-------- ITEMS --------

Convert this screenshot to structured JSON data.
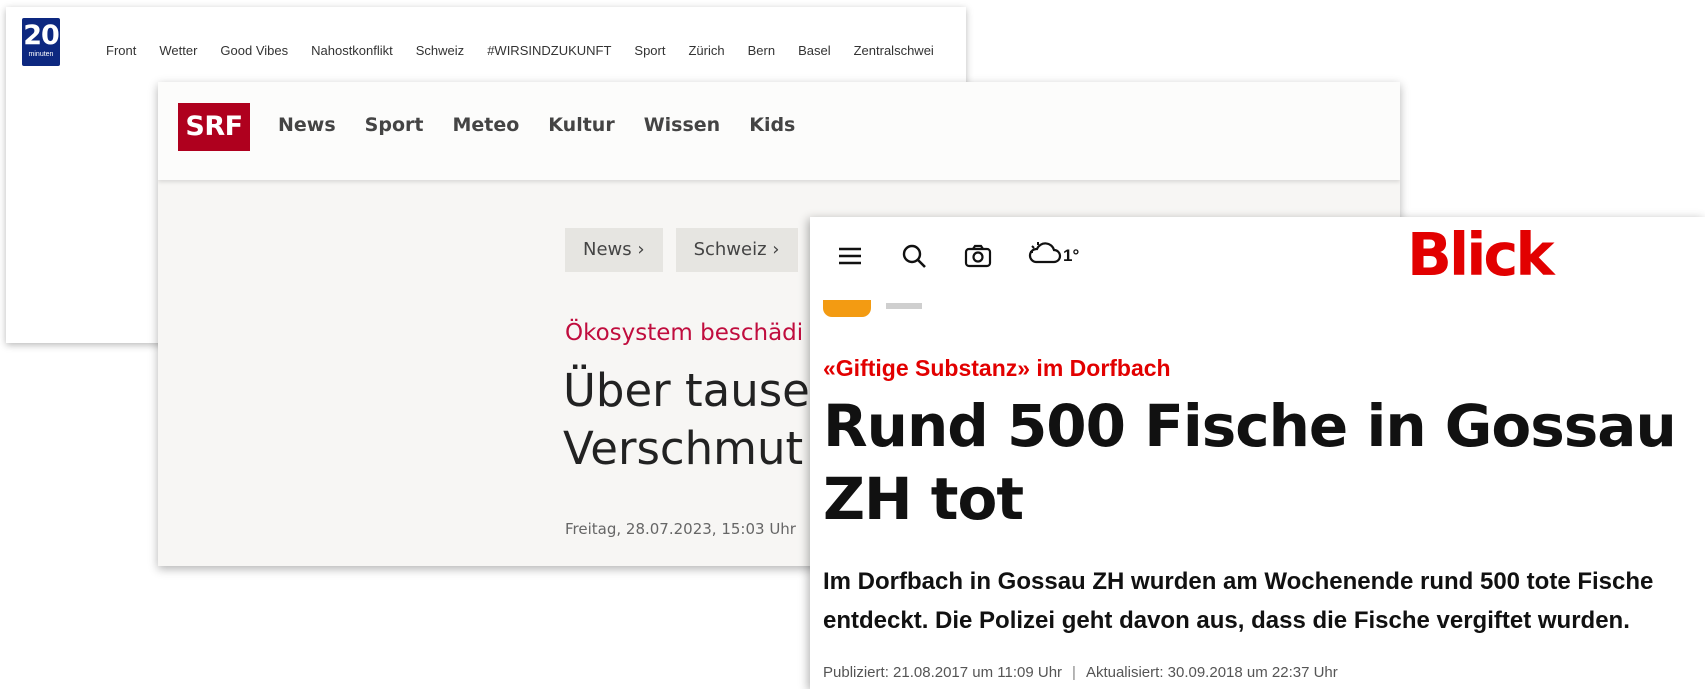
{
  "twenty_minuten": {
    "logo_number": "20",
    "logo_subtitle": "minuten",
    "nav": [
      "Front",
      "Wetter",
      "Good Vibes",
      "Nahostkonflikt",
      "Schweiz",
      "#WIRSINDZUKUNFT",
      "Sport",
      "Zürich",
      "Bern",
      "Basel",
      "Zentralschwei"
    ]
  },
  "srf": {
    "logo": "SRF",
    "nav": [
      "News",
      "Sport",
      "Meteo",
      "Kultur",
      "Wissen",
      "Kids"
    ],
    "breadcrumb": [
      "News",
      "Schweiz"
    ],
    "kicker": "Ökosystem beschädi",
    "title_line1": "Über tause",
    "title_line2": "Verschmut",
    "date": "Freitag, 28.07.2023, 15:03 Uhr"
  },
  "blick": {
    "logo": "Blick",
    "weather_temp": "1°",
    "icons": [
      "menu-icon",
      "search-icon",
      "camera-icon",
      "weather-icon"
    ],
    "kicker": "«Giftige Substanz» im Dorfbach",
    "title": "Rund 500 Fische in Gossau ZH tot",
    "lead": "Im Dorfbach in Gossau ZH wurden am Wochenende rund 500 tote Fische entdeckt. Die Polizei geht davon aus, dass die Fische vergiftet wurden.",
    "published": "Publiziert: 21.08.2017 um 11:09 Uhr",
    "separator": "|",
    "updated": "Aktualisiert: 30.09.2018 um 22:37 Uhr",
    "colors": {
      "brand": "#e20000",
      "badge": "#f39b12"
    }
  }
}
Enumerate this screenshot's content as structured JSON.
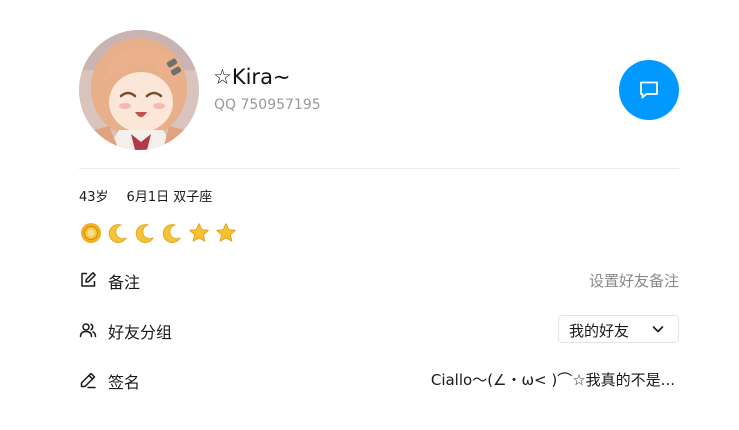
{
  "profile": {
    "nickname": "☆Kira~",
    "qq_label": "QQ 750957195",
    "avatar_icon": "anime-girl-avatar"
  },
  "actions": {
    "message_icon": "chat-bubble-icon",
    "accent_color": "#0099ff"
  },
  "info": {
    "age": "43岁",
    "birthday": "6月1日 双子座"
  },
  "level": {
    "badges": [
      "sun-icon",
      "moon-icon",
      "moon-icon",
      "moon-icon",
      "star-icon",
      "star-icon"
    ]
  },
  "remark": {
    "label": "备注",
    "value": "设置好友备注",
    "icon": "edit-note-icon"
  },
  "group": {
    "label": "好友分组",
    "selected": "我的好友",
    "icon": "users-icon"
  },
  "signature": {
    "label": "签名",
    "value": "Ciallo～(∠・ω< )⌒☆我真的不是...",
    "icon": "pencil-icon"
  }
}
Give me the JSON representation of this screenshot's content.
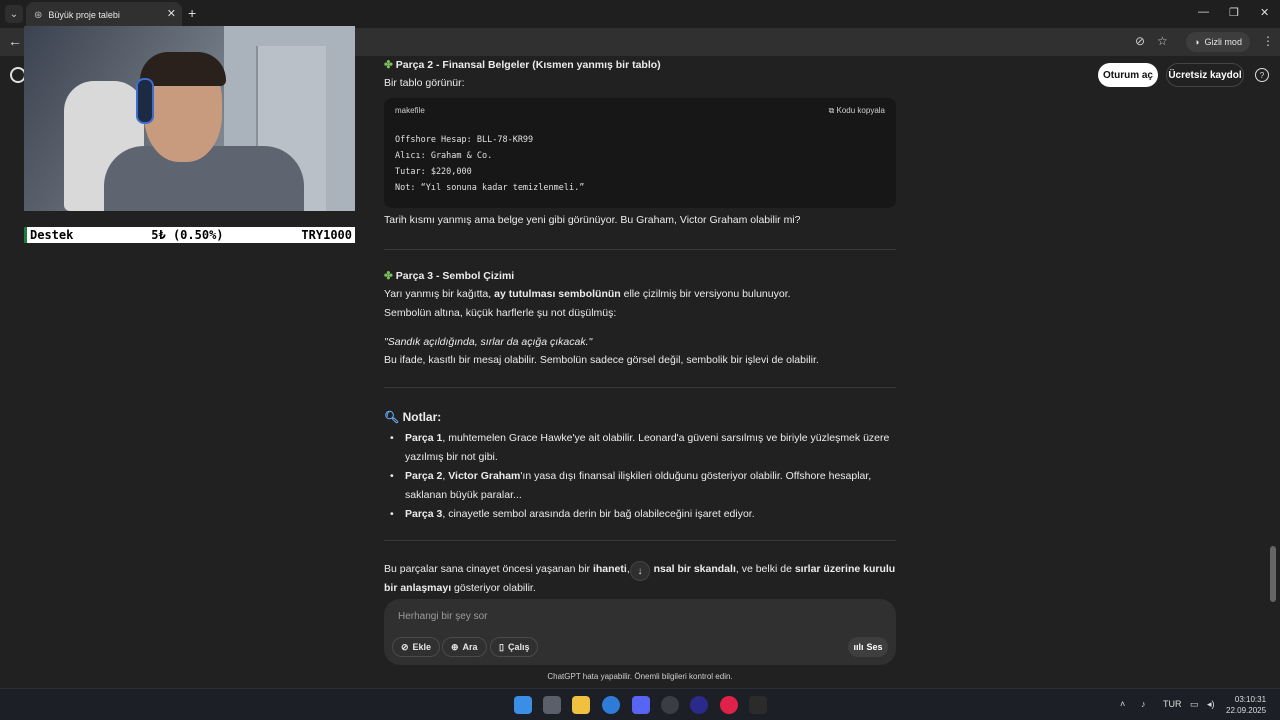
{
  "browser": {
    "tab_title": "Büyük proje talebi",
    "incognito_label": "Gizli mod"
  },
  "header": {
    "login_label": "Oturum aç",
    "signup_label": "Ücretsiz kaydol",
    "help_label": "?"
  },
  "chat": {
    "part2_title": "Parça 2 - Finansal Belgeler (Kısmen yanmış bir tablo)",
    "part2_intro": "Bir tablo görünür:",
    "code_lang": "makefile",
    "copy_label": "Kodu kopyala",
    "code_lines": "Offshore Hesap: BLL-78-KR99\nAlıcı: Graham & Co.\nTutar: $220,000\nNot: “Yıl sonuna kadar temizlenmeli.”",
    "part2_after": "Tarih kısmı yanmış ama belge yeni gibi görünüyor. Bu Graham, Victor Graham olabilir mi?",
    "part3_title": "Parça 3 - Sembol Çizimi",
    "part3_line1_a": "Yarı yanmış bir kağıtta, ",
    "part3_line1_b": "ay tutulması sembolünün",
    "part3_line1_c": " elle çizilmiş bir versiyonu bulunuyor.",
    "part3_line2": "Sembolün altına, küçük harflerle şu not düşülmüş:",
    "part3_quote": "\"Sandık açıldığında, sırlar da açığa çıkacak.\"",
    "part3_after": "Bu ifade, kasıtlı bir mesaj olabilir. Sembolün sadece görsel değil, sembolik bir işlevi de olabilir.",
    "notes_title": "Notlar:",
    "note1_b": "Parça 1",
    "note1_t": ", muhtemelen Grace Hawke'ye ait olabilir. Leonard'a güveni sarsılmış ve biriyle yüzleşmek üzere yazılmış bir not gibi.",
    "note2_b1": "Parça 2",
    "note2_sep": ", ",
    "note2_b2": "Victor Graham",
    "note2_t": "'ın yasa dışı finansal ilişkileri olduğunu gösteriyor olabilir. Offshore hesaplar, saklanan büyük paralar...",
    "note3_b": "Parça 3",
    "note3_t": ", cinayetle sembol arasında derin bir bağ olabileceğini işaret ediyor.",
    "summary_a": "Bu parçalar sana cinayet öncesi yaşanan bir ",
    "summary_b1": "ihaneti",
    "summary_c": ", f",
    "summary_b2": "nsal bir skandalı",
    "summary_d": ", ve belki de ",
    "summary_b3": "sırlar üzerine kurulu bir anlaşmayı",
    "summary_e": " gösteriyor olabilir."
  },
  "composer": {
    "placeholder": "Herhangi bir şey sor",
    "add_label": "Ekle",
    "search_label": "Ara",
    "study_label": "Çalış",
    "voice_label": "Ses",
    "disclaimer": "ChatGPT hata yapabilir. Önemli bilgileri kontrol edin."
  },
  "overlay": {
    "donate_label": "Destek",
    "donate_amount": "5₺ (0.50%)",
    "donate_goal": "TRY1000"
  },
  "taskbar": {
    "lang": "TUR",
    "time": "03:10:31",
    "date": "22.09.2025"
  },
  "colors": {
    "page_bg": "#212121",
    "composer_bg": "#303030",
    "code_bg": "#171717",
    "donate_accent": "#1c7c3c"
  }
}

--------

→ WHAT TO WORK ON
Print the complete listing exactly, apart from any pictures.

→ TASK OUTPUT
Convert this screenshot to structured JSON data.
{
  "twenty_minuten": {
    "logo_number": "20",
    "logo_subtitle": "minuten",
    "nav": [
      "Front",
      "Wetter",
      "Good Vibes",
      "Nahostkonflikt",
      "Schweiz",
      "#WIRSINDZUKUNFT",
      "Sport",
      "Zürich",
      "Bern",
      "Basel",
      "Zentralschwei"
    ]
  },
  "srf": {
    "logo": "SRF",
    "nav": [
      "News",
      "Sport",
      "Meteo",
      "Kultur",
      "Wissen",
      "Kids"
    ],
    "breadcrumb": [
      "News",
      "Schweiz"
    ],
    "kicker": "Ökosystem beschädi",
    "title_line1": "Über tause",
    "title_line2": "Verschmut",
    "date": "Freitag, 28.07.2023, 15:03 Uhr"
  },
  "blick": {
    "logo": "Blick",
    "weather_temp": "1°",
    "icons": [
      "menu-icon",
      "search-icon",
      "camera-icon",
      "weather-icon"
    ],
    "kicker": "«Giftige Substanz» im Dorfbach",
    "title": "Rund 500 Fische in Gossau ZH tot",
    "lead": "Im Dorfbach in Gossau ZH wurden am Wochenende rund 500 tote Fische entdeckt. Die Polizei geht davon aus, dass die Fische vergiftet wurden.",
    "published": "Publiziert: 21.08.2017 um 11:09 Uhr",
    "separator": "|",
    "updated": "Aktualisiert: 30.09.2018 um 22:37 Uhr",
    "colors": {
      "brand": "#e20000",
      "badge": "#f39b12"
    }
  }
}
Enumerate this screenshot's content as structured JSON.
{
  "profile": {
    "nickname": "☆Kira~",
    "qq_label": "QQ 750957195",
    "avatar_icon": "anime-girl-avatar"
  },
  "actions": {
    "message_icon": "chat-bubble-icon",
    "accent_color": "#0099ff"
  },
  "info": {
    "age": "43岁",
    "birthday": "6月1日 双子座"
  },
  "level": {
    "badges": [
      "sun-icon",
      "moon-icon",
      "moon-icon",
      "moon-icon",
      "star-icon",
      "star-icon"
    ]
  },
  "remark": {
    "label": "备注",
    "value": "设置好友备注",
    "icon": "edit-note-icon"
  },
  "group": {
    "label": "好友分组",
    "selected": "我的好友",
    "icon": "users-icon"
  },
  "signature": {
    "label": "签名",
    "value": "Ciallo～(∠・ω< )⌒☆我真的不是...",
    "icon": "pencil-icon"
  }
}
Give me the JSON representation of this screenshot's content.
{
  "browser": {
    "tab_title": "Büyük proje talebi",
    "incognito_label": "Gizli mod"
  },
  "header": {
    "login_label": "Oturum aç",
    "signup_label": "Ücretsiz kaydol",
    "help_label": "?"
  },
  "chat": {
    "part2_title": "Parça 2 - Finansal Belgeler (Kısmen yanmış bir tablo)",
    "part2_intro": "Bir tablo görünür:",
    "code_lang": "makefile",
    "copy_label": "Kodu kopyala",
    "code_lines": "Offshore Hesap: BLL-78-KR99\nAlıcı: Graham & Co.\nTutar: $220,000\nNot: “Yıl sonuna kadar temizlenmeli.”",
    "part2_after": "Tarih kısmı yanmış ama belge yeni gibi görünüyor. Bu Graham, Victor Graham olabilir mi?",
    "part3_title": "Parça 3 - Sembol Çizimi",
    "part3_line1_a": "Yarı yanmış bir kağıtta, ",
    "part3_line1_b": "ay tutulması sembolünün",
    "part3_line1_c": " elle çizilmiş bir versiyonu bulunuyor.",
    "part3_line2": "Sembolün altına, küçük harflerle şu not düşülmüş:",
    "part3_quote": "\"Sandık açıldığında, sırlar da açığa çıkacak.\"",
    "part3_after": "Bu ifade, kasıtlı bir mesaj olabilir. Sembolün sadece görsel değil, sembolik bir işlevi de olabilir.",
    "notes_title": "Notlar:",
    "note1_b": "Parça 1",
    "note1_t": ", muhtemelen Grace Hawke'ye ait olabilir. Leonard'a güveni sarsılmış ve biriyle yüzleşmek üzere yazılmış bir not gibi.",
    "note2_b1": "Parça 2",
    "note2_sep": ", ",
    "note2_b2": "Victor Graham",
    "note2_t": "'ın yasa dışı finansal ilişkileri olduğunu gösteriyor olabilir. Offshore hesaplar, saklanan büyük paralar...",
    "note3_b": "Parça 3",
    "note3_t": ", cinayetle sembol arasında derin bir bağ olabileceğini işaret ediyor.",
    "summary_a": "Bu parçalar sana cinayet öncesi yaşanan bir ",
    "summary_b1": "ihaneti",
    "summary_c": ", f",
    "summary_b2": "nsal bir skandalı",
    "summary_d": ", ve belki de ",
    "summary_b3": "sırlar üzerine kurulu bir anlaşmayı",
    "summary_e": " gösteriyor olabilir."
  },
  "composer": {
    "placeholder": "Herhangi bir şey sor",
    "add_label": "Ekle",
    "search_label": "Ara",
    "study_label": "Çalış",
    "voice_label": "Ses",
    "disclaimer": "ChatGPT hata yapabilir. Önemli bilgileri kontrol edin."
  },
  "overlay": {
    "donate_label": "Destek",
    "donate_amount": "5₺ (0.50%)",
    "donate_goal": "TRY1000"
  },
  "taskbar": {
    "lang": "TUR",
    "time": "03:10:31",
    "date": "22.09.2025"
  },
  "colors": {
    "page_bg": "#212121",
    "composer_bg": "#303030",
    "code_bg": "#171717",
    "donate_accent": "#1c7c3c"
  }
}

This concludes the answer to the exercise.